• [Instruction] Please set down all the lines beneath this one exactly, without the pictures.

• [Data]

○ ○ ○ ○ ○ ○ ○

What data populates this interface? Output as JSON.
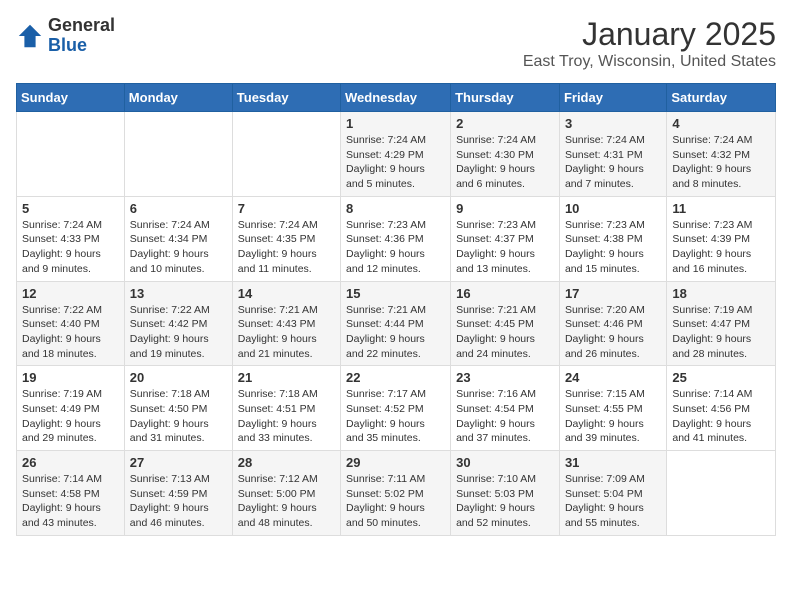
{
  "logo": {
    "general": "General",
    "blue": "Blue"
  },
  "title": "January 2025",
  "location": "East Troy, Wisconsin, United States",
  "weekdays": [
    "Sunday",
    "Monday",
    "Tuesday",
    "Wednesday",
    "Thursday",
    "Friday",
    "Saturday"
  ],
  "weeks": [
    [
      {
        "day": "",
        "sunrise": "",
        "sunset": "",
        "daylight": ""
      },
      {
        "day": "",
        "sunrise": "",
        "sunset": "",
        "daylight": ""
      },
      {
        "day": "",
        "sunrise": "",
        "sunset": "",
        "daylight": ""
      },
      {
        "day": "1",
        "sunrise": "Sunrise: 7:24 AM",
        "sunset": "Sunset: 4:29 PM",
        "daylight": "Daylight: 9 hours and 5 minutes."
      },
      {
        "day": "2",
        "sunrise": "Sunrise: 7:24 AM",
        "sunset": "Sunset: 4:30 PM",
        "daylight": "Daylight: 9 hours and 6 minutes."
      },
      {
        "day": "3",
        "sunrise": "Sunrise: 7:24 AM",
        "sunset": "Sunset: 4:31 PM",
        "daylight": "Daylight: 9 hours and 7 minutes."
      },
      {
        "day": "4",
        "sunrise": "Sunrise: 7:24 AM",
        "sunset": "Sunset: 4:32 PM",
        "daylight": "Daylight: 9 hours and 8 minutes."
      }
    ],
    [
      {
        "day": "5",
        "sunrise": "Sunrise: 7:24 AM",
        "sunset": "Sunset: 4:33 PM",
        "daylight": "Daylight: 9 hours and 9 minutes."
      },
      {
        "day": "6",
        "sunrise": "Sunrise: 7:24 AM",
        "sunset": "Sunset: 4:34 PM",
        "daylight": "Daylight: 9 hours and 10 minutes."
      },
      {
        "day": "7",
        "sunrise": "Sunrise: 7:24 AM",
        "sunset": "Sunset: 4:35 PM",
        "daylight": "Daylight: 9 hours and 11 minutes."
      },
      {
        "day": "8",
        "sunrise": "Sunrise: 7:23 AM",
        "sunset": "Sunset: 4:36 PM",
        "daylight": "Daylight: 9 hours and 12 minutes."
      },
      {
        "day": "9",
        "sunrise": "Sunrise: 7:23 AM",
        "sunset": "Sunset: 4:37 PM",
        "daylight": "Daylight: 9 hours and 13 minutes."
      },
      {
        "day": "10",
        "sunrise": "Sunrise: 7:23 AM",
        "sunset": "Sunset: 4:38 PM",
        "daylight": "Daylight: 9 hours and 15 minutes."
      },
      {
        "day": "11",
        "sunrise": "Sunrise: 7:23 AM",
        "sunset": "Sunset: 4:39 PM",
        "daylight": "Daylight: 9 hours and 16 minutes."
      }
    ],
    [
      {
        "day": "12",
        "sunrise": "Sunrise: 7:22 AM",
        "sunset": "Sunset: 4:40 PM",
        "daylight": "Daylight: 9 hours and 18 minutes."
      },
      {
        "day": "13",
        "sunrise": "Sunrise: 7:22 AM",
        "sunset": "Sunset: 4:42 PM",
        "daylight": "Daylight: 9 hours and 19 minutes."
      },
      {
        "day": "14",
        "sunrise": "Sunrise: 7:21 AM",
        "sunset": "Sunset: 4:43 PM",
        "daylight": "Daylight: 9 hours and 21 minutes."
      },
      {
        "day": "15",
        "sunrise": "Sunrise: 7:21 AM",
        "sunset": "Sunset: 4:44 PM",
        "daylight": "Daylight: 9 hours and 22 minutes."
      },
      {
        "day": "16",
        "sunrise": "Sunrise: 7:21 AM",
        "sunset": "Sunset: 4:45 PM",
        "daylight": "Daylight: 9 hours and 24 minutes."
      },
      {
        "day": "17",
        "sunrise": "Sunrise: 7:20 AM",
        "sunset": "Sunset: 4:46 PM",
        "daylight": "Daylight: 9 hours and 26 minutes."
      },
      {
        "day": "18",
        "sunrise": "Sunrise: 7:19 AM",
        "sunset": "Sunset: 4:47 PM",
        "daylight": "Daylight: 9 hours and 28 minutes."
      }
    ],
    [
      {
        "day": "19",
        "sunrise": "Sunrise: 7:19 AM",
        "sunset": "Sunset: 4:49 PM",
        "daylight": "Daylight: 9 hours and 29 minutes."
      },
      {
        "day": "20",
        "sunrise": "Sunrise: 7:18 AM",
        "sunset": "Sunset: 4:50 PM",
        "daylight": "Daylight: 9 hours and 31 minutes."
      },
      {
        "day": "21",
        "sunrise": "Sunrise: 7:18 AM",
        "sunset": "Sunset: 4:51 PM",
        "daylight": "Daylight: 9 hours and 33 minutes."
      },
      {
        "day": "22",
        "sunrise": "Sunrise: 7:17 AM",
        "sunset": "Sunset: 4:52 PM",
        "daylight": "Daylight: 9 hours and 35 minutes."
      },
      {
        "day": "23",
        "sunrise": "Sunrise: 7:16 AM",
        "sunset": "Sunset: 4:54 PM",
        "daylight": "Daylight: 9 hours and 37 minutes."
      },
      {
        "day": "24",
        "sunrise": "Sunrise: 7:15 AM",
        "sunset": "Sunset: 4:55 PM",
        "daylight": "Daylight: 9 hours and 39 minutes."
      },
      {
        "day": "25",
        "sunrise": "Sunrise: 7:14 AM",
        "sunset": "Sunset: 4:56 PM",
        "daylight": "Daylight: 9 hours and 41 minutes."
      }
    ],
    [
      {
        "day": "26",
        "sunrise": "Sunrise: 7:14 AM",
        "sunset": "Sunset: 4:58 PM",
        "daylight": "Daylight: 9 hours and 43 minutes."
      },
      {
        "day": "27",
        "sunrise": "Sunrise: 7:13 AM",
        "sunset": "Sunset: 4:59 PM",
        "daylight": "Daylight: 9 hours and 46 minutes."
      },
      {
        "day": "28",
        "sunrise": "Sunrise: 7:12 AM",
        "sunset": "Sunset: 5:00 PM",
        "daylight": "Daylight: 9 hours and 48 minutes."
      },
      {
        "day": "29",
        "sunrise": "Sunrise: 7:11 AM",
        "sunset": "Sunset: 5:02 PM",
        "daylight": "Daylight: 9 hours and 50 minutes."
      },
      {
        "day": "30",
        "sunrise": "Sunrise: 7:10 AM",
        "sunset": "Sunset: 5:03 PM",
        "daylight": "Daylight: 9 hours and 52 minutes."
      },
      {
        "day": "31",
        "sunrise": "Sunrise: 7:09 AM",
        "sunset": "Sunset: 5:04 PM",
        "daylight": "Daylight: 9 hours and 55 minutes."
      },
      {
        "day": "",
        "sunrise": "",
        "sunset": "",
        "daylight": ""
      }
    ]
  ]
}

○ ○ ○ ○ ○ ○ ○

• [Answer below]
What data populates this interface? Output as JSON.
{
  "logo": {
    "general": "General",
    "blue": "Blue"
  },
  "title": "January 2025",
  "location": "East Troy, Wisconsin, United States",
  "weekdays": [
    "Sunday",
    "Monday",
    "Tuesday",
    "Wednesday",
    "Thursday",
    "Friday",
    "Saturday"
  ],
  "weeks": [
    [
      {
        "day": "",
        "sunrise": "",
        "sunset": "",
        "daylight": ""
      },
      {
        "day": "",
        "sunrise": "",
        "sunset": "",
        "daylight": ""
      },
      {
        "day": "",
        "sunrise": "",
        "sunset": "",
        "daylight": ""
      },
      {
        "day": "1",
        "sunrise": "Sunrise: 7:24 AM",
        "sunset": "Sunset: 4:29 PM",
        "daylight": "Daylight: 9 hours and 5 minutes."
      },
      {
        "day": "2",
        "sunrise": "Sunrise: 7:24 AM",
        "sunset": "Sunset: 4:30 PM",
        "daylight": "Daylight: 9 hours and 6 minutes."
      },
      {
        "day": "3",
        "sunrise": "Sunrise: 7:24 AM",
        "sunset": "Sunset: 4:31 PM",
        "daylight": "Daylight: 9 hours and 7 minutes."
      },
      {
        "day": "4",
        "sunrise": "Sunrise: 7:24 AM",
        "sunset": "Sunset: 4:32 PM",
        "daylight": "Daylight: 9 hours and 8 minutes."
      }
    ],
    [
      {
        "day": "5",
        "sunrise": "Sunrise: 7:24 AM",
        "sunset": "Sunset: 4:33 PM",
        "daylight": "Daylight: 9 hours and 9 minutes."
      },
      {
        "day": "6",
        "sunrise": "Sunrise: 7:24 AM",
        "sunset": "Sunset: 4:34 PM",
        "daylight": "Daylight: 9 hours and 10 minutes."
      },
      {
        "day": "7",
        "sunrise": "Sunrise: 7:24 AM",
        "sunset": "Sunset: 4:35 PM",
        "daylight": "Daylight: 9 hours and 11 minutes."
      },
      {
        "day": "8",
        "sunrise": "Sunrise: 7:23 AM",
        "sunset": "Sunset: 4:36 PM",
        "daylight": "Daylight: 9 hours and 12 minutes."
      },
      {
        "day": "9",
        "sunrise": "Sunrise: 7:23 AM",
        "sunset": "Sunset: 4:37 PM",
        "daylight": "Daylight: 9 hours and 13 minutes."
      },
      {
        "day": "10",
        "sunrise": "Sunrise: 7:23 AM",
        "sunset": "Sunset: 4:38 PM",
        "daylight": "Daylight: 9 hours and 15 minutes."
      },
      {
        "day": "11",
        "sunrise": "Sunrise: 7:23 AM",
        "sunset": "Sunset: 4:39 PM",
        "daylight": "Daylight: 9 hours and 16 minutes."
      }
    ],
    [
      {
        "day": "12",
        "sunrise": "Sunrise: 7:22 AM",
        "sunset": "Sunset: 4:40 PM",
        "daylight": "Daylight: 9 hours and 18 minutes."
      },
      {
        "day": "13",
        "sunrise": "Sunrise: 7:22 AM",
        "sunset": "Sunset: 4:42 PM",
        "daylight": "Daylight: 9 hours and 19 minutes."
      },
      {
        "day": "14",
        "sunrise": "Sunrise: 7:21 AM",
        "sunset": "Sunset: 4:43 PM",
        "daylight": "Daylight: 9 hours and 21 minutes."
      },
      {
        "day": "15",
        "sunrise": "Sunrise: 7:21 AM",
        "sunset": "Sunset: 4:44 PM",
        "daylight": "Daylight: 9 hours and 22 minutes."
      },
      {
        "day": "16",
        "sunrise": "Sunrise: 7:21 AM",
        "sunset": "Sunset: 4:45 PM",
        "daylight": "Daylight: 9 hours and 24 minutes."
      },
      {
        "day": "17",
        "sunrise": "Sunrise: 7:20 AM",
        "sunset": "Sunset: 4:46 PM",
        "daylight": "Daylight: 9 hours and 26 minutes."
      },
      {
        "day": "18",
        "sunrise": "Sunrise: 7:19 AM",
        "sunset": "Sunset: 4:47 PM",
        "daylight": "Daylight: 9 hours and 28 minutes."
      }
    ],
    [
      {
        "day": "19",
        "sunrise": "Sunrise: 7:19 AM",
        "sunset": "Sunset: 4:49 PM",
        "daylight": "Daylight: 9 hours and 29 minutes."
      },
      {
        "day": "20",
        "sunrise": "Sunrise: 7:18 AM",
        "sunset": "Sunset: 4:50 PM",
        "daylight": "Daylight: 9 hours and 31 minutes."
      },
      {
        "day": "21",
        "sunrise": "Sunrise: 7:18 AM",
        "sunset": "Sunset: 4:51 PM",
        "daylight": "Daylight: 9 hours and 33 minutes."
      },
      {
        "day": "22",
        "sunrise": "Sunrise: 7:17 AM",
        "sunset": "Sunset: 4:52 PM",
        "daylight": "Daylight: 9 hours and 35 minutes."
      },
      {
        "day": "23",
        "sunrise": "Sunrise: 7:16 AM",
        "sunset": "Sunset: 4:54 PM",
        "daylight": "Daylight: 9 hours and 37 minutes."
      },
      {
        "day": "24",
        "sunrise": "Sunrise: 7:15 AM",
        "sunset": "Sunset: 4:55 PM",
        "daylight": "Daylight: 9 hours and 39 minutes."
      },
      {
        "day": "25",
        "sunrise": "Sunrise: 7:14 AM",
        "sunset": "Sunset: 4:56 PM",
        "daylight": "Daylight: 9 hours and 41 minutes."
      }
    ],
    [
      {
        "day": "26",
        "sunrise": "Sunrise: 7:14 AM",
        "sunset": "Sunset: 4:58 PM",
        "daylight": "Daylight: 9 hours and 43 minutes."
      },
      {
        "day": "27",
        "sunrise": "Sunrise: 7:13 AM",
        "sunset": "Sunset: 4:59 PM",
        "daylight": "Daylight: 9 hours and 46 minutes."
      },
      {
        "day": "28",
        "sunrise": "Sunrise: 7:12 AM",
        "sunset": "Sunset: 5:00 PM",
        "daylight": "Daylight: 9 hours and 48 minutes."
      },
      {
        "day": "29",
        "sunrise": "Sunrise: 7:11 AM",
        "sunset": "Sunset: 5:02 PM",
        "daylight": "Daylight: 9 hours and 50 minutes."
      },
      {
        "day": "30",
        "sunrise": "Sunrise: 7:10 AM",
        "sunset": "Sunset: 5:03 PM",
        "daylight": "Daylight: 9 hours and 52 minutes."
      },
      {
        "day": "31",
        "sunrise": "Sunrise: 7:09 AM",
        "sunset": "Sunset: 5:04 PM",
        "daylight": "Daylight: 9 hours and 55 minutes."
      },
      {
        "day": "",
        "sunrise": "",
        "sunset": "",
        "daylight": ""
      }
    ]
  ]
}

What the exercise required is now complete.